Stored items
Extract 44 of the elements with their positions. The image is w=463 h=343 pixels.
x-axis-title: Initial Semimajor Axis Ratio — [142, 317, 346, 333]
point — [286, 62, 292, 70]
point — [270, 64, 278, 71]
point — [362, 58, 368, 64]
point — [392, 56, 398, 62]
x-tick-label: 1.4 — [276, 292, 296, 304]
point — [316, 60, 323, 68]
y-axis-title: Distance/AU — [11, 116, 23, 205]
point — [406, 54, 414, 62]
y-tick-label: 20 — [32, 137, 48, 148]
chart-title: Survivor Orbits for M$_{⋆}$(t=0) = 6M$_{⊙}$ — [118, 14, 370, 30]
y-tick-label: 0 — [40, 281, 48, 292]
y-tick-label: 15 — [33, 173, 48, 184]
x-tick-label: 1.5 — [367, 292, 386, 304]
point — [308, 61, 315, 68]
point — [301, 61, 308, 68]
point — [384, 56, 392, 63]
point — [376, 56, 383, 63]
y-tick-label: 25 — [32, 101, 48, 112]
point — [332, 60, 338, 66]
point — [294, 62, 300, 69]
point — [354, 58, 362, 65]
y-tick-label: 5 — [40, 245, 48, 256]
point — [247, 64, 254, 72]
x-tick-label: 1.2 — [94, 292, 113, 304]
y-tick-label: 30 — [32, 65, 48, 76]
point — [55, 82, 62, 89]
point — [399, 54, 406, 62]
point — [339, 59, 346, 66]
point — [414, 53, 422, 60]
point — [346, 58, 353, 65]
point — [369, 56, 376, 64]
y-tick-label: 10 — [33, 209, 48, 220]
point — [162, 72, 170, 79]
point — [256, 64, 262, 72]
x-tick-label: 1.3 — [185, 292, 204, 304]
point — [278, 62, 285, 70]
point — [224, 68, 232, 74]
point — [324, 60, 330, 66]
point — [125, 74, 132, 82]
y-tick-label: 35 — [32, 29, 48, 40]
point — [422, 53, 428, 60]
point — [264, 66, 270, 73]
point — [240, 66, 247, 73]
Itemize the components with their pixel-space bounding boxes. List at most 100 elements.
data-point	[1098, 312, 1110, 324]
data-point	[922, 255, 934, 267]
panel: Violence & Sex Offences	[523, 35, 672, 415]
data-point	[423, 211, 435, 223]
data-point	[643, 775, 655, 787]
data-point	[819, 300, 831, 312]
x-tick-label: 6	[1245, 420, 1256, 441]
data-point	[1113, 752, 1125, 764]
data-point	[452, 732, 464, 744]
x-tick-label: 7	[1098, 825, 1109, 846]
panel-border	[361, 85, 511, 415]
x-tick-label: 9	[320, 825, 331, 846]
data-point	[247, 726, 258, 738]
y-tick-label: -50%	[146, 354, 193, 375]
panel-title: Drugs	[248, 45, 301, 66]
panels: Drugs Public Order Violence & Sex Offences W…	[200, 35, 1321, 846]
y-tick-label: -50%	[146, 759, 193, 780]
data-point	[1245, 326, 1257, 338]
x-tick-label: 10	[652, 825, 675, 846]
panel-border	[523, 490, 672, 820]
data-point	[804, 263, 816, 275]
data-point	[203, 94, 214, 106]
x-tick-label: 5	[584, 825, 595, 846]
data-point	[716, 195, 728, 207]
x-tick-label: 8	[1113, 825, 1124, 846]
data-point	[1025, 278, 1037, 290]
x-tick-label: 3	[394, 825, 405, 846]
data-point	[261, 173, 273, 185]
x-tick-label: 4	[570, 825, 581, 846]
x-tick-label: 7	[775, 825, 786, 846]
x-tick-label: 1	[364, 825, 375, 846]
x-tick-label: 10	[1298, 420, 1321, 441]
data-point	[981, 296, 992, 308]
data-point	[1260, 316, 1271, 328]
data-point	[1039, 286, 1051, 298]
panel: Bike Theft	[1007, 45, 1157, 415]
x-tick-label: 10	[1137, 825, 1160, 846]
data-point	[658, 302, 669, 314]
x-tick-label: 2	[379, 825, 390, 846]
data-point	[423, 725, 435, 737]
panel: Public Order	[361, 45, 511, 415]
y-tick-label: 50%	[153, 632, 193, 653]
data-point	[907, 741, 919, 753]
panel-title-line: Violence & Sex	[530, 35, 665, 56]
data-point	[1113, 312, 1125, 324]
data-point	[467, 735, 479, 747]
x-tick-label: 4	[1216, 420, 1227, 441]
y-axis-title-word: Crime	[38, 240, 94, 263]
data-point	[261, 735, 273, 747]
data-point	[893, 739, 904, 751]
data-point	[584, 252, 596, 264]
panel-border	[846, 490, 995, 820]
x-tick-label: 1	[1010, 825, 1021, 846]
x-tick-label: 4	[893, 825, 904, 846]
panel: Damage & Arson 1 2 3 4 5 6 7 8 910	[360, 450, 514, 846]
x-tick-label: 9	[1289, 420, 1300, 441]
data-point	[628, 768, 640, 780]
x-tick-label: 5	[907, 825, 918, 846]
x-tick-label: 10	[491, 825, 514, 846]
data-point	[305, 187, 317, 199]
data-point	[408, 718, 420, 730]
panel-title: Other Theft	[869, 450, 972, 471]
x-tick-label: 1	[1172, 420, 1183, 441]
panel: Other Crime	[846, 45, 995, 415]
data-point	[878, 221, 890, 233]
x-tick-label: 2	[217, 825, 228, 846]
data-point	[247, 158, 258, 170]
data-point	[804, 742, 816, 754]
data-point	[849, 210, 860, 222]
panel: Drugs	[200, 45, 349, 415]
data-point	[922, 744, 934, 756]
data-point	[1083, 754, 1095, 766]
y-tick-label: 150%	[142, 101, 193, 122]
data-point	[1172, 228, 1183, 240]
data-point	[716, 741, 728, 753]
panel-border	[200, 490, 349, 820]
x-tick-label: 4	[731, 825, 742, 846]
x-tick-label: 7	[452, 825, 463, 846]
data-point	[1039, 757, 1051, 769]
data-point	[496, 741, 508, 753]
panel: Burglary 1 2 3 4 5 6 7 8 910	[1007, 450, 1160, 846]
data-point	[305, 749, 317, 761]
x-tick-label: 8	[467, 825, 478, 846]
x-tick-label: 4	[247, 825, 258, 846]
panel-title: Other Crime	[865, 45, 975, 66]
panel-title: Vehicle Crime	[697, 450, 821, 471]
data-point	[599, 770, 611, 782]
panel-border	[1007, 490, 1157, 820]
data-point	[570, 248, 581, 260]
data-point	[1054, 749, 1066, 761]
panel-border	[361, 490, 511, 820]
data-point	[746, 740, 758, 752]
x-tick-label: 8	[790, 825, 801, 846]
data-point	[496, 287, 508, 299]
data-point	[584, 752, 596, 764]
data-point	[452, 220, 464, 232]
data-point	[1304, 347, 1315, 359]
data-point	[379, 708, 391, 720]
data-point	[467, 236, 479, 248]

**YOUR TASK:** Reproduce the listing without any change, starting at its first line and ending with the line that contains "chart-title: Survivor Orbits", that line included.

**RIGHT ANSWER:**
Extract 44 of the elements with their positions. The image is w=463 h=343 pixels.
x-axis-title: Initial Semimajor Axis Ratio — [142, 317, 346, 333]
point — [286, 62, 292, 70]
point — [270, 64, 278, 71]
point — [362, 58, 368, 64]
point — [392, 56, 398, 62]
x-tick-label: 1.4 — [276, 292, 296, 304]
point — [316, 60, 323, 68]
y-axis-title: Distance/AU — [11, 116, 23, 205]
point — [406, 54, 414, 62]
y-tick-label: 20 — [32, 137, 48, 148]
chart-title: Survivor Orbits for M$_{⋆}$(t=0) = 6M$_{⊙}$ — [118, 14, 370, 30]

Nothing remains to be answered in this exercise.